Take the material and output all of it exactly.

Input rows
<<<<

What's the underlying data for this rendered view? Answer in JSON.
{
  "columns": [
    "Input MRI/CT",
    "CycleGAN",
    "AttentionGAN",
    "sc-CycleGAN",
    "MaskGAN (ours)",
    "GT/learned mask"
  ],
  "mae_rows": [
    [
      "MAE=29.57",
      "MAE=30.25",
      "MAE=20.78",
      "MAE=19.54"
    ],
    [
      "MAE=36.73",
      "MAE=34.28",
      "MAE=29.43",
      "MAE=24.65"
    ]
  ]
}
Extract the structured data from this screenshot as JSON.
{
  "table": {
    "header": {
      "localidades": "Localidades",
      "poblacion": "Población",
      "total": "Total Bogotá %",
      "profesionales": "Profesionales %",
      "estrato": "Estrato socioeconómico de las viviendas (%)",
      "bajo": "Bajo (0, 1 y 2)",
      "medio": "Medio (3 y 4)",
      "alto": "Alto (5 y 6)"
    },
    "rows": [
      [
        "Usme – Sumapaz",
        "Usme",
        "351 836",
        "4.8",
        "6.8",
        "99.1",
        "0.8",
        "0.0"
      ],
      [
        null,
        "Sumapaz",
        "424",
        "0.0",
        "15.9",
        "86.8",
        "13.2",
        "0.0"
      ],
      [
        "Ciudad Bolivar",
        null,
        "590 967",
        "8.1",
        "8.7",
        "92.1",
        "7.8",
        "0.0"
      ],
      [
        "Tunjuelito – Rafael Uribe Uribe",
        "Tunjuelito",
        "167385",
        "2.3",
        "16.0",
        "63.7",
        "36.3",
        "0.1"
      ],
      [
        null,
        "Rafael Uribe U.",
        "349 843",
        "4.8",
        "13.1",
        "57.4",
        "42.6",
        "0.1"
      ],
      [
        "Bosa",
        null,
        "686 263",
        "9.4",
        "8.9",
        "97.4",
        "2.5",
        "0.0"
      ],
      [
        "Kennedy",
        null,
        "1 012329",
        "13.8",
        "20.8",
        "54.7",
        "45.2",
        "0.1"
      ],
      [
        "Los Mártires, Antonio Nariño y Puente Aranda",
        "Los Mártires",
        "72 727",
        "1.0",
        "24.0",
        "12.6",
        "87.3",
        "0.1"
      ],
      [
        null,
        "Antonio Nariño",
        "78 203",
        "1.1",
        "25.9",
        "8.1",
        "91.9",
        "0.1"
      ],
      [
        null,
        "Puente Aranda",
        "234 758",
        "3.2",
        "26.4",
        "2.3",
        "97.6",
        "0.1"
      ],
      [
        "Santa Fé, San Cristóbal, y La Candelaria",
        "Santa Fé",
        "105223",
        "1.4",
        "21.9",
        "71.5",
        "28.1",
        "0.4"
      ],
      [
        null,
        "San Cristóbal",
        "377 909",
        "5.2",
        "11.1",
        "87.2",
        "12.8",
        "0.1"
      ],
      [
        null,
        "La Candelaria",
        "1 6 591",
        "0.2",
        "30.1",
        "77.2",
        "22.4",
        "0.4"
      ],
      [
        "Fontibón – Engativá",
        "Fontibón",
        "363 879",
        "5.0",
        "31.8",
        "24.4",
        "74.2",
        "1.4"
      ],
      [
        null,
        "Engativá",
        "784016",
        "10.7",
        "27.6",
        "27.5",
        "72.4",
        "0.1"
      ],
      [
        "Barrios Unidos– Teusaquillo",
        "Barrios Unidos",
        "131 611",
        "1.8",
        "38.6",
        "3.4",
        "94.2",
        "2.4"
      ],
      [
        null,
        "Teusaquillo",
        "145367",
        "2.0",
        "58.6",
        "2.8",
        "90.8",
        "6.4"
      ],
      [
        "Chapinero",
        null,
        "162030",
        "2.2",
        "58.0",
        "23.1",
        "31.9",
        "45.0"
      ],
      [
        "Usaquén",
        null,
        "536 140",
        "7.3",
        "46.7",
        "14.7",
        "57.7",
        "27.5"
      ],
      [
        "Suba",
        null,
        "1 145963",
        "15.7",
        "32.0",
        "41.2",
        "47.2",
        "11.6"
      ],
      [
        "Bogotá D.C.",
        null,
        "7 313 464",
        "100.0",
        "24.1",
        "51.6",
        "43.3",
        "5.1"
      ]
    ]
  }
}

>>>>

Exercise result
What's the underlying data for this rendered view? Answer in JSON.
{
  "columns": [
    "Input MRI/CT",
    "CycleGAN",
    "AttentionGAN",
    "sc-CycleGAN",
    "MaskGAN (ours)",
    "GT/learned mask"
  ],
  "mae_rows": [
    [
      "MAE=29.57",
      "MAE=30.25",
      "MAE=20.78",
      "MAE=19.54"
    ],
    [
      "MAE=36.73",
      "MAE=34.28",
      "MAE=29.43",
      "MAE=24.65"
    ]
  ]
}
Extract the structured data from this screenshot as JSON.
{
  "table": {
    "header": {
      "localidades": "Localidades",
      "poblacion": "Población",
      "total": "Total Bogotá %",
      "profesionales": "Profesionales %",
      "estrato": "Estrato socioeconómico de las viviendas (%)",
      "bajo": "Bajo (0, 1 y 2)",
      "medio": "Medio (3 y 4)",
      "alto": "Alto (5 y 6)"
    },
    "rows": [
      [
        "Usme – Sumapaz",
        "Usme",
        "351 836",
        "4.8",
        "6.8",
        "99.1",
        "0.8",
        "0.0"
      ],
      [
        null,
        "Sumapaz",
        "424",
        "0.0",
        "15.9",
        "86.8",
        "13.2",
        "0.0"
      ],
      [
        "Ciudad Bolivar",
        null,
        "590 967",
        "8.1",
        "8.7",
        "92.1",
        "7.8",
        "0.0"
      ],
      [
        "Tunjuelito – Rafael Uribe Uribe",
        "Tunjuelito",
        "167385",
        "2.3",
        "16.0",
        "63.7",
        "36.3",
        "0.1"
      ],
      [
        null,
        "Rafael Uribe U.",
        "349 843",
        "4.8",
        "13.1",
        "57.4",
        "42.6",
        "0.1"
      ],
      [
        "Bosa",
        null,
        "686 263",
        "9.4",
        "8.9",
        "97.4",
        "2.5",
        "0.0"
      ],
      [
        "Kennedy",
        null,
        "1 012329",
        "13.8",
        "20.8",
        "54.7",
        "45.2",
        "0.1"
      ],
      [
        "Los Mártires, Antonio Nariño y Puente Aranda",
        "Los Mártires",
        "72 727",
        "1.0",
        "24.0",
        "12.6",
        "87.3",
        "0.1"
      ],
      [
        null,
        "Antonio Nariño",
        "78 203",
        "1.1",
        "25.9",
        "8.1",
        "91.9",
        "0.1"
      ],
      [
        null,
        "Puente Aranda",
        "234 758",
        "3.2",
        "26.4",
        "2.3",
        "97.6",
        "0.1"
      ],
      [
        "Santa Fé, San Cristóbal, y La Candelaria",
        "Santa Fé",
        "105223",
        "1.4",
        "21.9",
        "71.5",
        "28.1",
        "0.4"
      ],
      [
        null,
        "San Cristóbal",
        "377 909",
        "5.2",
        "11.1",
        "87.2",
        "12.8",
        "0.1"
      ],
      [
        null,
        "La Candelaria",
        "1 6 591",
        "0.2",
        "30.1",
        "77.2",
        "22.4",
        "0.4"
      ],
      [
        "Fontibón – Engativá",
        "Fontibón",
        "363 879",
        "5.0",
        "31.8",
        "24.4",
        "74.2",
        "1.4"
      ],
      [
        null,
        "Engativá",
        "784016",
        "10.7",
        "27.6",
        "27.5",
        "72.4",
        "0.1"
      ],
      [
        "Barrios Unidos– Teusaquillo",
        "Barrios Unidos",
        "131 611",
        "1.8",
        "38.6",
        "3.4",
        "94.2",
        "2.4"
      ],
      [
        null,
        "Teusaquillo",
        "145367",
        "2.0",
        "58.6",
        "2.8",
        "90.8",
        "6.4"
      ],
      [
        "Chapinero",
        null,
        "162030",
        "2.2",
        "58.0",
        "23.1",
        "31.9",
        "45.0"
      ],
      [
        "Usaquén",
        null,
        "536 140",
        "7.3",
        "46.7",
        "14.7",
        "57.7",
        "27.5"
      ],
      [
        "Suba",
        null,
        "1 145963",
        "15.7",
        "32.0",
        "41.2",
        "47.2",
        "11.6"
      ],
      [
        "Bogotá D.C.",
        null,
        "7 313 464",
        "100.0",
        "24.1",
        "51.6",
        "43.3",
        "5.1"
      ]
    ]
  }
}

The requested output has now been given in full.